Material for the task
• • •

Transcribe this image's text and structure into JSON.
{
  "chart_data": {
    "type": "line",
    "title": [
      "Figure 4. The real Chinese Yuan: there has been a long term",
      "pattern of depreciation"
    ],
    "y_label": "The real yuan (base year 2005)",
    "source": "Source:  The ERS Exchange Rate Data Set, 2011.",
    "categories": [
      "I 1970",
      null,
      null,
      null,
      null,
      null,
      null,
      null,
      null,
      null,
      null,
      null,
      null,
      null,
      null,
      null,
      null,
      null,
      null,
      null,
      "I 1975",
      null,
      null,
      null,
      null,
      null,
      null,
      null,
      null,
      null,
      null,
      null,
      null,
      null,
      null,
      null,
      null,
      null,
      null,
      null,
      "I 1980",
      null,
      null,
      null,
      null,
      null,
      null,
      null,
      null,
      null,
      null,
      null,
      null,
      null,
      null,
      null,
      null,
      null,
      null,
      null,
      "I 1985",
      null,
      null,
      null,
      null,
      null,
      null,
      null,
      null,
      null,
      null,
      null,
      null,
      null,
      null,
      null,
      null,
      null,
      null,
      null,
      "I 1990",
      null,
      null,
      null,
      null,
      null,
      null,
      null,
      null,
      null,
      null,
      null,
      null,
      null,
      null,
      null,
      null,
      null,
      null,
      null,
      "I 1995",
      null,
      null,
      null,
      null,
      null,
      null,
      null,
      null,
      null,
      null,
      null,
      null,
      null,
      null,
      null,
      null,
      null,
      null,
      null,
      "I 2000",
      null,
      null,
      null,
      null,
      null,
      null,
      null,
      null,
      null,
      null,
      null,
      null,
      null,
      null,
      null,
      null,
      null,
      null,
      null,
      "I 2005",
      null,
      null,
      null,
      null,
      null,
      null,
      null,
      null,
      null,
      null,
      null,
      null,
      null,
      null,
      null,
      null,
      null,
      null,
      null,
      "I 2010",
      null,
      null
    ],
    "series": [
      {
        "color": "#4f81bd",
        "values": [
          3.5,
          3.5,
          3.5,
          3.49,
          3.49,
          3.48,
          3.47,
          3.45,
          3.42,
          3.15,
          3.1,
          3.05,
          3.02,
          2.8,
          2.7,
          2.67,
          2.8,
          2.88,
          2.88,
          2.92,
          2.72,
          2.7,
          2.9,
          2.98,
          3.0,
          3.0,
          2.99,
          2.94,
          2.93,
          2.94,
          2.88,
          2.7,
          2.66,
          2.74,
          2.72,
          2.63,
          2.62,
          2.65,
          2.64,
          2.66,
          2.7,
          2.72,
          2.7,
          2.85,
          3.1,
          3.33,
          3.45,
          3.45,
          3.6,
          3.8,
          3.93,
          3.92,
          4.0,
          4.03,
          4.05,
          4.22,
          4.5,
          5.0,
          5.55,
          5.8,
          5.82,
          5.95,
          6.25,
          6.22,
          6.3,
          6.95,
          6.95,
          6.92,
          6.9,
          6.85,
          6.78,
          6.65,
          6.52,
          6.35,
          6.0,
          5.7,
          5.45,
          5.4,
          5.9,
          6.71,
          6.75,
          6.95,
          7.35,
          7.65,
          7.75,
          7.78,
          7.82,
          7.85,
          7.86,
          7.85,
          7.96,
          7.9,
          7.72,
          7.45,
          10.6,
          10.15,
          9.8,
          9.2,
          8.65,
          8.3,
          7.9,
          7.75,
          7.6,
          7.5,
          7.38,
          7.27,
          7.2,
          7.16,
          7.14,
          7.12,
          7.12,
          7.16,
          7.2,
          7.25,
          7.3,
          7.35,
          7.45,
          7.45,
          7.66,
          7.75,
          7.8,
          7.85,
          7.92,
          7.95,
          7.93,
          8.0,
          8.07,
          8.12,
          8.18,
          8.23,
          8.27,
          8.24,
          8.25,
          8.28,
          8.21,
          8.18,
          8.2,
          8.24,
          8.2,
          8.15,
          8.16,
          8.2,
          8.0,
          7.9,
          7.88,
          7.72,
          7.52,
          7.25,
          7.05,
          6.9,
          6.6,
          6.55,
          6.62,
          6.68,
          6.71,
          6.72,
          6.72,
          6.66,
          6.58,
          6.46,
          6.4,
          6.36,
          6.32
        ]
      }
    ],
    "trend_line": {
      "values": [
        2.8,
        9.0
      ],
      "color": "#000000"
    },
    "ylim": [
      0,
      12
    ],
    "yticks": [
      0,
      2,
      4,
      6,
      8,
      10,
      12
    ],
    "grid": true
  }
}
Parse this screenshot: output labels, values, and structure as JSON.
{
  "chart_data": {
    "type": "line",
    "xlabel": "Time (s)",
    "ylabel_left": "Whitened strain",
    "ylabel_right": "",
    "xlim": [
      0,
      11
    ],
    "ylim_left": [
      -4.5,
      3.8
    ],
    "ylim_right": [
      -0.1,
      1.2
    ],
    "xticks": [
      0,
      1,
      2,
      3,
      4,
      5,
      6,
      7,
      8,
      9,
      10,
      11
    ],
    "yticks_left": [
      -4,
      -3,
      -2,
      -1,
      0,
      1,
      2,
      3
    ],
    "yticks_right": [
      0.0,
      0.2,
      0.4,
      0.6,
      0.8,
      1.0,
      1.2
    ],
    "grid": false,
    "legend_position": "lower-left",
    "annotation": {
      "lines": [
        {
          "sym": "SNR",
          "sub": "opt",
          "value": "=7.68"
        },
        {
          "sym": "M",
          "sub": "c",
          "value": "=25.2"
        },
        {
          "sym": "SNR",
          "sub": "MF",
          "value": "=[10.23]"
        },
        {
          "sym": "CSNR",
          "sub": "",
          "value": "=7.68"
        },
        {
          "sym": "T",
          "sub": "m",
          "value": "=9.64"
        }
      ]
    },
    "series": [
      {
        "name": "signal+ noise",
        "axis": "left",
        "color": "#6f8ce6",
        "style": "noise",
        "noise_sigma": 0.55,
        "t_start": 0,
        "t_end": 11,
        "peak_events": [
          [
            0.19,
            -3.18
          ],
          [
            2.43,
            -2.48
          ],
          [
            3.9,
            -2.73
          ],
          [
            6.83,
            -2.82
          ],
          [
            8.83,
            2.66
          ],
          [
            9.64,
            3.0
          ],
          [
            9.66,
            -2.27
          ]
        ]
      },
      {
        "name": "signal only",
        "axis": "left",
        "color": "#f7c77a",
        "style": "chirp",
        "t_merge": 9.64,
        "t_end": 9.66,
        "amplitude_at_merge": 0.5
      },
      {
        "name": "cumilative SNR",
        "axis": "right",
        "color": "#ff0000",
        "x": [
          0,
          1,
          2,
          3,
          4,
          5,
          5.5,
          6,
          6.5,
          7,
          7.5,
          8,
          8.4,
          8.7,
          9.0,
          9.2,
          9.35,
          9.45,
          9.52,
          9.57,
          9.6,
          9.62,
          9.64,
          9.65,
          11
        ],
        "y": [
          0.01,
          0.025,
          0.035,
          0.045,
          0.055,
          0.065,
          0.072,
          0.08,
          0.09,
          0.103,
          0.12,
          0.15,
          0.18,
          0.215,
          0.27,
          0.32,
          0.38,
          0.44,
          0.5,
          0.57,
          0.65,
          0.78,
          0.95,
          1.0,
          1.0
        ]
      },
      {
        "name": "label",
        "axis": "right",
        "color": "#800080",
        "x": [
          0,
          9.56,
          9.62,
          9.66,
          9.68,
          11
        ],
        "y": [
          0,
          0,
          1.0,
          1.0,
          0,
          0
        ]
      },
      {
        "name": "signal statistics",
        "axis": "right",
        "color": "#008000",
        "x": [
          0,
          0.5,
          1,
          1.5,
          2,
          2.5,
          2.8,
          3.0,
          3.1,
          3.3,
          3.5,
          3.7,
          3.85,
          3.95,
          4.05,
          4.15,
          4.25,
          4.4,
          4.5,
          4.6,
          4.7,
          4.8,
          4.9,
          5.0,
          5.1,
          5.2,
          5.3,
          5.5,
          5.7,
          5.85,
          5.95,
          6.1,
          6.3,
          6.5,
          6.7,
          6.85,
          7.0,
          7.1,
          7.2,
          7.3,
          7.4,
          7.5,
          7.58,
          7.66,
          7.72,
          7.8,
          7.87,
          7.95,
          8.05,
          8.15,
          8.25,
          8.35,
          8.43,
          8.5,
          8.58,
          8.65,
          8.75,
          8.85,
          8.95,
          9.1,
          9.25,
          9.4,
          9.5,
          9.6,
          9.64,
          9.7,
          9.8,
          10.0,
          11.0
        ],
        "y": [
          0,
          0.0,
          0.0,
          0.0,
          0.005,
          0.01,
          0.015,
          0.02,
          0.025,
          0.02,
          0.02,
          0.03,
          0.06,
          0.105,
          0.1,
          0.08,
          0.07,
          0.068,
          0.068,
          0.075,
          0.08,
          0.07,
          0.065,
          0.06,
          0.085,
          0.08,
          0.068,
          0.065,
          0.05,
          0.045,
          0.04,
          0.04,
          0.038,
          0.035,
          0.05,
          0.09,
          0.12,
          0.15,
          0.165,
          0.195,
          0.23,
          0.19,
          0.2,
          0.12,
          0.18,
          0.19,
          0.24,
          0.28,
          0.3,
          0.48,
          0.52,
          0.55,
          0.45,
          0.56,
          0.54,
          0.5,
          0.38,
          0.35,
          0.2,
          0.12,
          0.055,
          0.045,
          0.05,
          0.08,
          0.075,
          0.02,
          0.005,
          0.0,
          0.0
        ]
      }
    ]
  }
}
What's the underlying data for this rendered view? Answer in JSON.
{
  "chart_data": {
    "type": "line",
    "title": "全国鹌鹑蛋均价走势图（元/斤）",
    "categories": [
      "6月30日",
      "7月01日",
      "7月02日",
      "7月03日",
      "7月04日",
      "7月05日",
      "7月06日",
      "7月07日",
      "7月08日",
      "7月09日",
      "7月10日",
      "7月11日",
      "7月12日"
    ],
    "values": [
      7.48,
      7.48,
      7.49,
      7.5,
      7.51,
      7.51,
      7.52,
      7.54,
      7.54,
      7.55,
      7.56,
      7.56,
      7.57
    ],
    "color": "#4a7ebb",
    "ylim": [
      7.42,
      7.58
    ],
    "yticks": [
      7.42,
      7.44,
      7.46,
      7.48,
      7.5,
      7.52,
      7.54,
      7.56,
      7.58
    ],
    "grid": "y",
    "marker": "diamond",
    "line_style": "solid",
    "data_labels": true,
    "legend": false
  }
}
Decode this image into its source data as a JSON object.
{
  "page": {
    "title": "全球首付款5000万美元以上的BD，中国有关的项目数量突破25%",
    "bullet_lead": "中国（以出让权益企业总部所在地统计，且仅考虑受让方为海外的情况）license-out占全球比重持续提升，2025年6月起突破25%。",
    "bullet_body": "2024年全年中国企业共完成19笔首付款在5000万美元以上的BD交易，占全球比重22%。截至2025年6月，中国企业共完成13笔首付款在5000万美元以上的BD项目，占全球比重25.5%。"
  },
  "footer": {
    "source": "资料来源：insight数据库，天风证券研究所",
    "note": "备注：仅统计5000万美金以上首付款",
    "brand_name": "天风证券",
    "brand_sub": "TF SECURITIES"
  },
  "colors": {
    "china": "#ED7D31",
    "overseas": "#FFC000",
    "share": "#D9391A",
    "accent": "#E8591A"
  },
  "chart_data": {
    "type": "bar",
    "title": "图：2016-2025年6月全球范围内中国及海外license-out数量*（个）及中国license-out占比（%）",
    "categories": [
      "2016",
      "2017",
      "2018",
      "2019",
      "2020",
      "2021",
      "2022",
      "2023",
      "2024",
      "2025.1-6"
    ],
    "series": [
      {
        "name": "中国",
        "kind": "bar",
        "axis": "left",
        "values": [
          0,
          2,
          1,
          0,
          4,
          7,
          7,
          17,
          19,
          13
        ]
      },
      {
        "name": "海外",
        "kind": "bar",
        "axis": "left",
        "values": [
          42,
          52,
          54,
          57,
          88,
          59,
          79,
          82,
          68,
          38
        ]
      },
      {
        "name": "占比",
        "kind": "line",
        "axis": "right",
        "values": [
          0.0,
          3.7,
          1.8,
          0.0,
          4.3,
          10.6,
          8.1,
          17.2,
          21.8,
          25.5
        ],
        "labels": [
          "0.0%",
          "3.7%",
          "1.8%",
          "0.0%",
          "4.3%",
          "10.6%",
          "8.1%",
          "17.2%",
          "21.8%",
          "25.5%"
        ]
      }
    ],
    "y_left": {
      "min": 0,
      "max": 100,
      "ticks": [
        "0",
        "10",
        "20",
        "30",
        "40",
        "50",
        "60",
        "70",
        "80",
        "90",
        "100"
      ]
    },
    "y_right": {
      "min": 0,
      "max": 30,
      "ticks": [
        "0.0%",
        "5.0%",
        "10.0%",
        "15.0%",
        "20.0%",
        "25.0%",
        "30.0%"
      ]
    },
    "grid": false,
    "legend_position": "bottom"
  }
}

• • •

In the entries above, identify every line with the word "JSON". Copy those lines.

Transcribe this image's text and structure into JSON.
Parse this screenshot: output labels, values, and structure as JSON.
What's the underlying data for this rendered view? Answer in JSON.
Decode this image into its source data as a JSON object.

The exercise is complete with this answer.